>> BEGIN

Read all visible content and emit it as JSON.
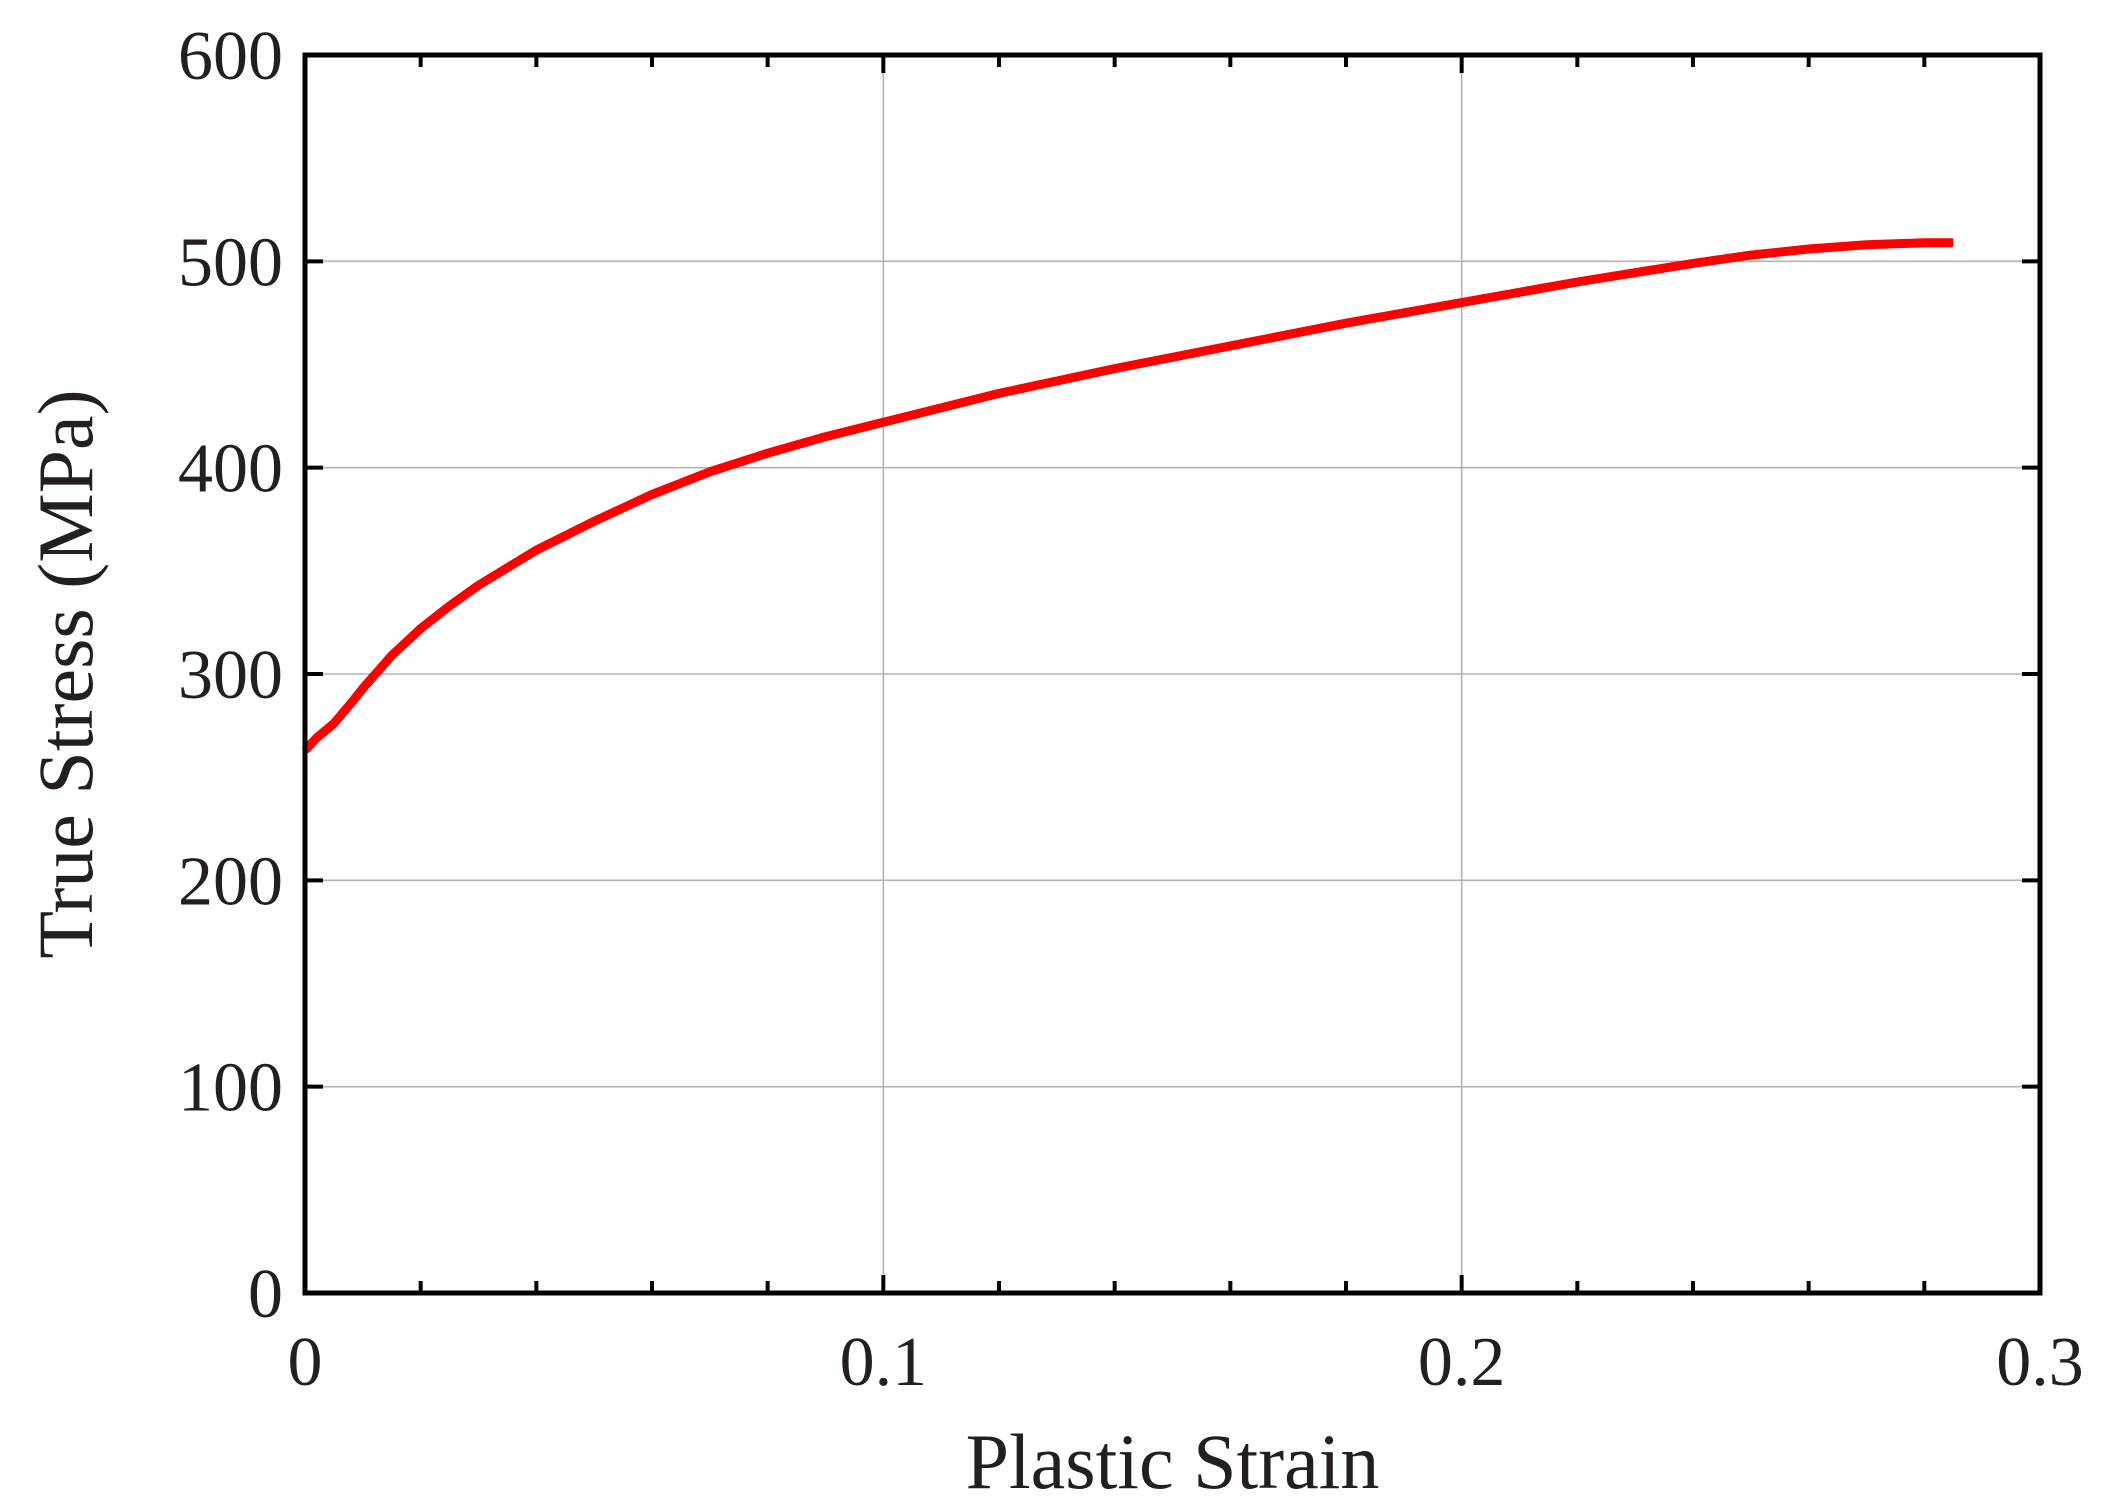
{
  "chart_data": {
    "type": "line",
    "title": "",
    "xlabel": "Plastic Strain",
    "ylabel": "True Stress (MPa)",
    "xlim": [
      0,
      0.3
    ],
    "ylim": [
      0,
      600
    ],
    "x_ticks": [
      "0",
      "0.1",
      "0.2",
      "0.3"
    ],
    "y_ticks": [
      "0",
      "100",
      "200",
      "300",
      "400",
      "500",
      "600"
    ],
    "grid": true,
    "legend": "none",
    "series": [
      {
        "color": "#ff0000",
        "x": [
          0,
          0.002,
          0.005,
          0.008,
          0.01,
          0.015,
          0.02,
          0.025,
          0.03,
          0.04,
          0.05,
          0.06,
          0.07,
          0.08,
          0.09,
          0.1,
          0.12,
          0.14,
          0.16,
          0.18,
          0.2,
          0.22,
          0.24,
          0.25,
          0.26,
          0.27,
          0.28,
          0.285
        ],
        "y": [
          263,
          269,
          276,
          286,
          293,
          309,
          322,
          333,
          343,
          360,
          374,
          387,
          398,
          407,
          415,
          422,
          436,
          448,
          459,
          470,
          480,
          490,
          499,
          503,
          506,
          508,
          509,
          509
        ]
      }
    ]
  }
}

>> END

• [Stated problem]
Leave the pictures out, and transcribe each of the records exactly.

• [Completed task]
Read all visible content and emit it as JSON.
{
  "chart_data": {
    "type": "line",
    "title": "",
    "xlabel": "Plastic Strain",
    "ylabel": "True Stress (MPa)",
    "xlim": [
      0,
      0.3
    ],
    "ylim": [
      0,
      600
    ],
    "x_ticks": [
      "0",
      "0.1",
      "0.2",
      "0.3"
    ],
    "y_ticks": [
      "0",
      "100",
      "200",
      "300",
      "400",
      "500",
      "600"
    ],
    "grid": true,
    "legend": "none",
    "series": [
      {
        "color": "#ff0000",
        "x": [
          0,
          0.002,
          0.005,
          0.008,
          0.01,
          0.015,
          0.02,
          0.025,
          0.03,
          0.04,
          0.05,
          0.06,
          0.07,
          0.08,
          0.09,
          0.1,
          0.12,
          0.14,
          0.16,
          0.18,
          0.2,
          0.22,
          0.24,
          0.25,
          0.26,
          0.27,
          0.28,
          0.285
        ],
        "y": [
          263,
          269,
          276,
          286,
          293,
          309,
          322,
          333,
          343,
          360,
          374,
          387,
          398,
          407,
          415,
          422,
          436,
          448,
          459,
          470,
          480,
          490,
          499,
          503,
          506,
          508,
          509,
          509
        ]
      }
    ]
  }
}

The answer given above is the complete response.